> _Task brief_
Search the entries below. Return every line that has "with" in it.

## start Data provided

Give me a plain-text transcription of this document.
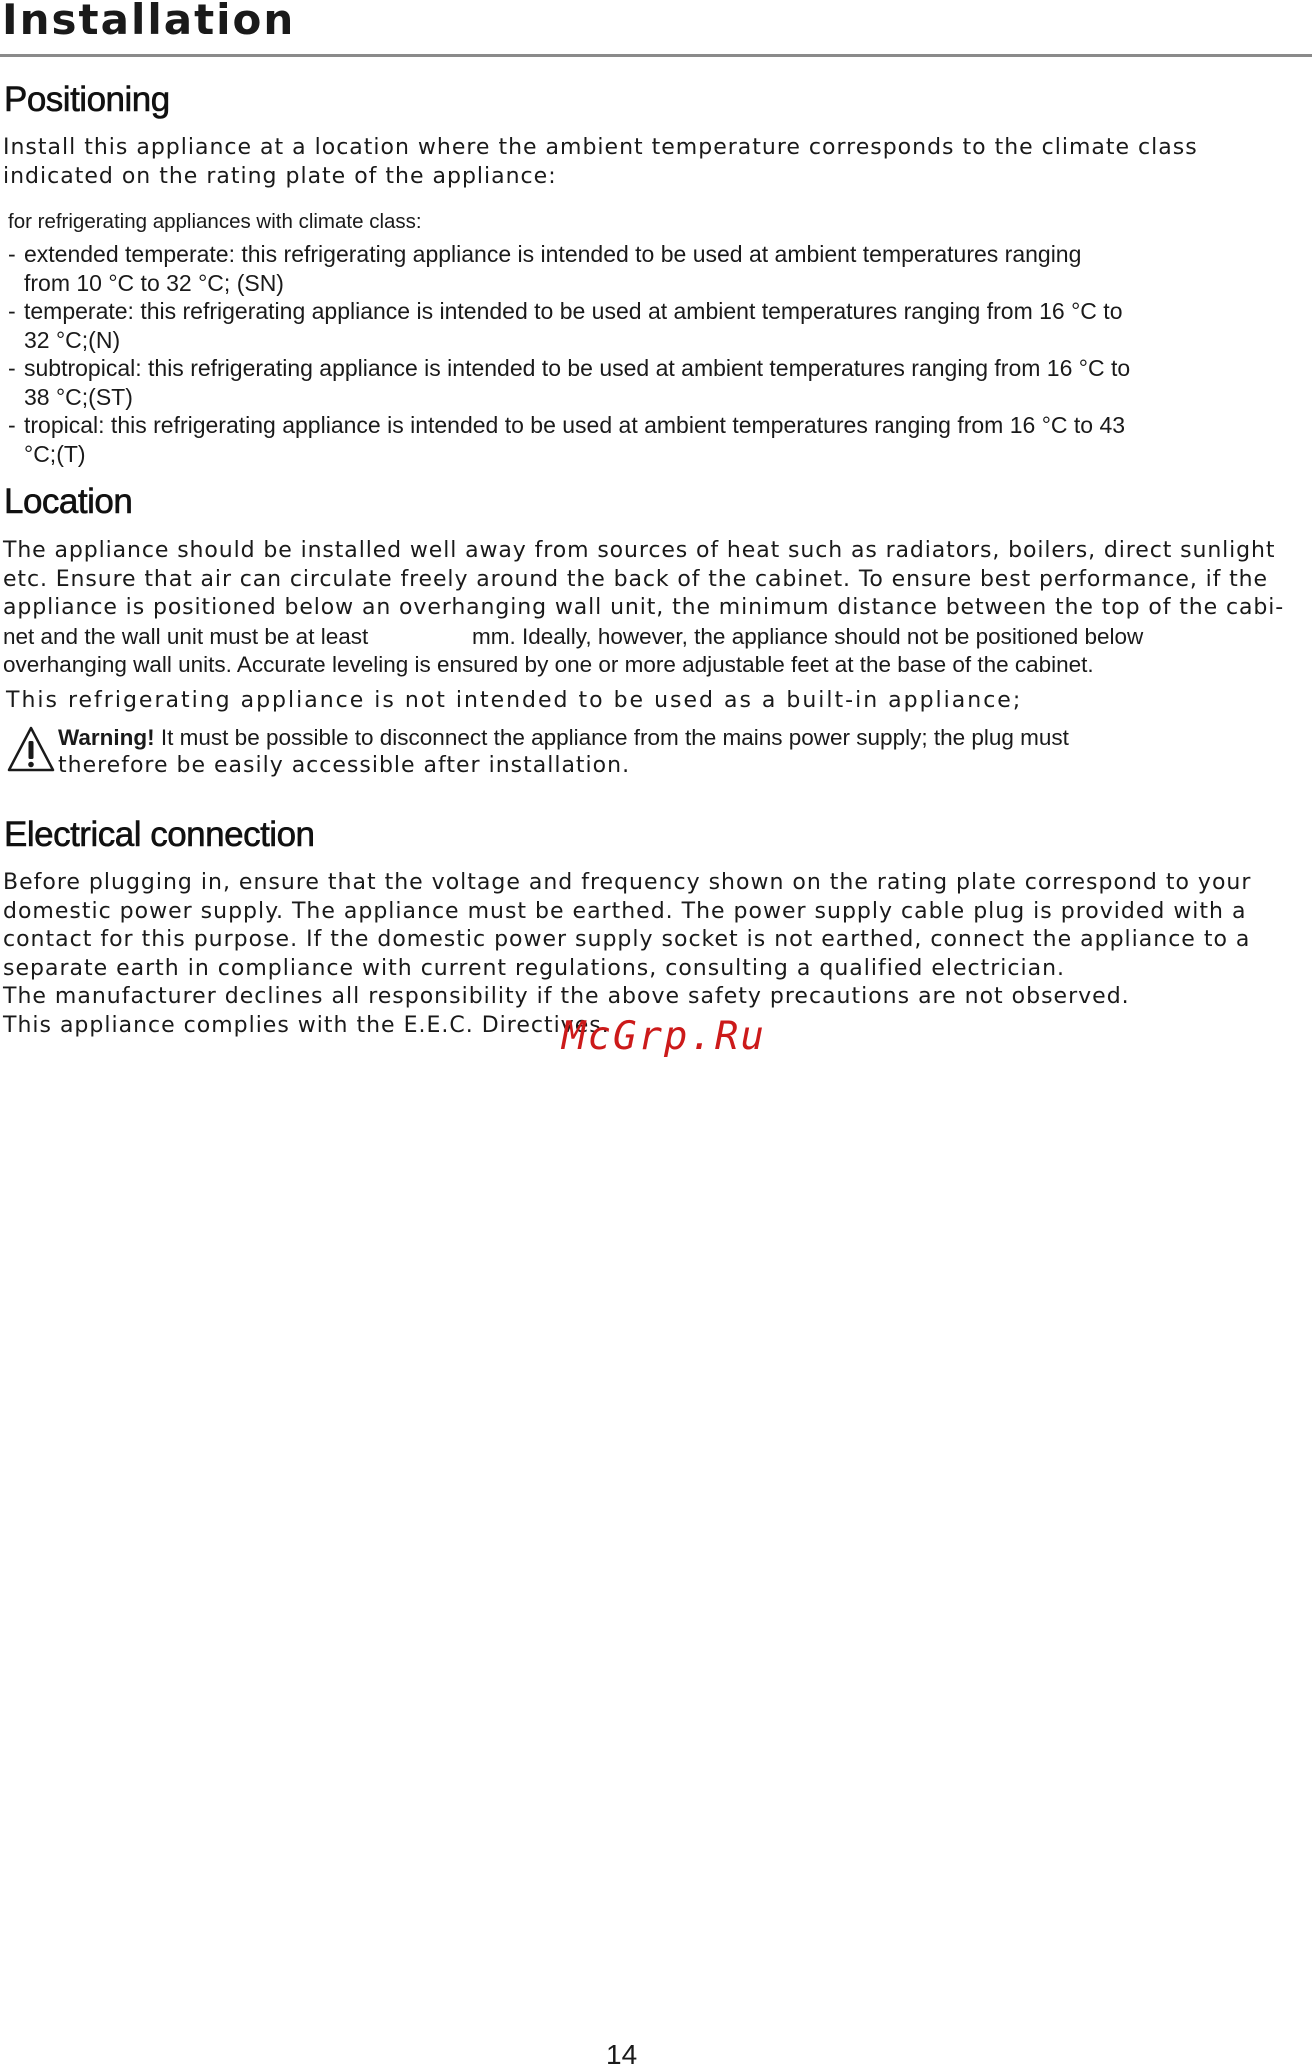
Installation
Positioning

Install this appliance at a location where the ambient temperature corresponds to the climate class

indicated on the rating plate of the appliance:

for refrigerating appliances with climate class:

- extended temperate: this refrigerating appliance is intended to be used at ambient temperatures ranging
from 10 °C to 32 °C; (SN)
- temperate: this refrigerating appliance is intended to be used at ambient temperatures ranging from 16 °C to
32 °C;(N)
- subtropical: this refrigerating appliance is intended to be used at ambient temperatures ranging from 16 °C to
38 °C;(ST)
- tropical: this refrigerating appliance is intended to be used at ambient temperatures ranging from 16 °C to 43
°C;(T)
Location

The appliance should be installed well away from sources of heat such as radiators, boilers, direct sunlight

etc. Ensure that air can circulate freely around the back of the cabinet. To ensure best performance, if the

appliance is positioned below an overhanging wall unit, the minimum distance between the top of the cabi-

net and the wall unit must be at least	mm. Ideally, however, the appliance should not be positioned below

overhanging wall units. Accurate leveling is ensured by one or more adjustable feet at the base of the cabinet.

This refrigerating appliance is not intended to be used as a built-in appliance;

Warning! It must be possible to disconnect the appliance from the mains power supply; the plug must

therefore be easily accessible after installation.

Electrical connection

Before plugging in, ensure that the voltage and frequency shown on the rating plate correspond to your

domestic power supply. The appliance must be earthed. The power supply cable plug is provided with a

contact for this purpose. If the domestic power supply socket is not earthed, connect the appliance to a

separate earth in compliance with current regulations, consulting a qualified electrician.

The manufacturer declines all responsibility if the above safety precautions are not observed.

This appliance complies with the E.E.C. Directives.

McGrp.Ru
14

## end Data provided

> _Answer below_
for refrigerating appliances with climate class:
domestic power supply. The appliance must be earthed. The power supply cable plug is provided with a
separate earth in compliance with current regulations, consulting a qualified electrician.
This appliance complies with the E.E.C. Directives.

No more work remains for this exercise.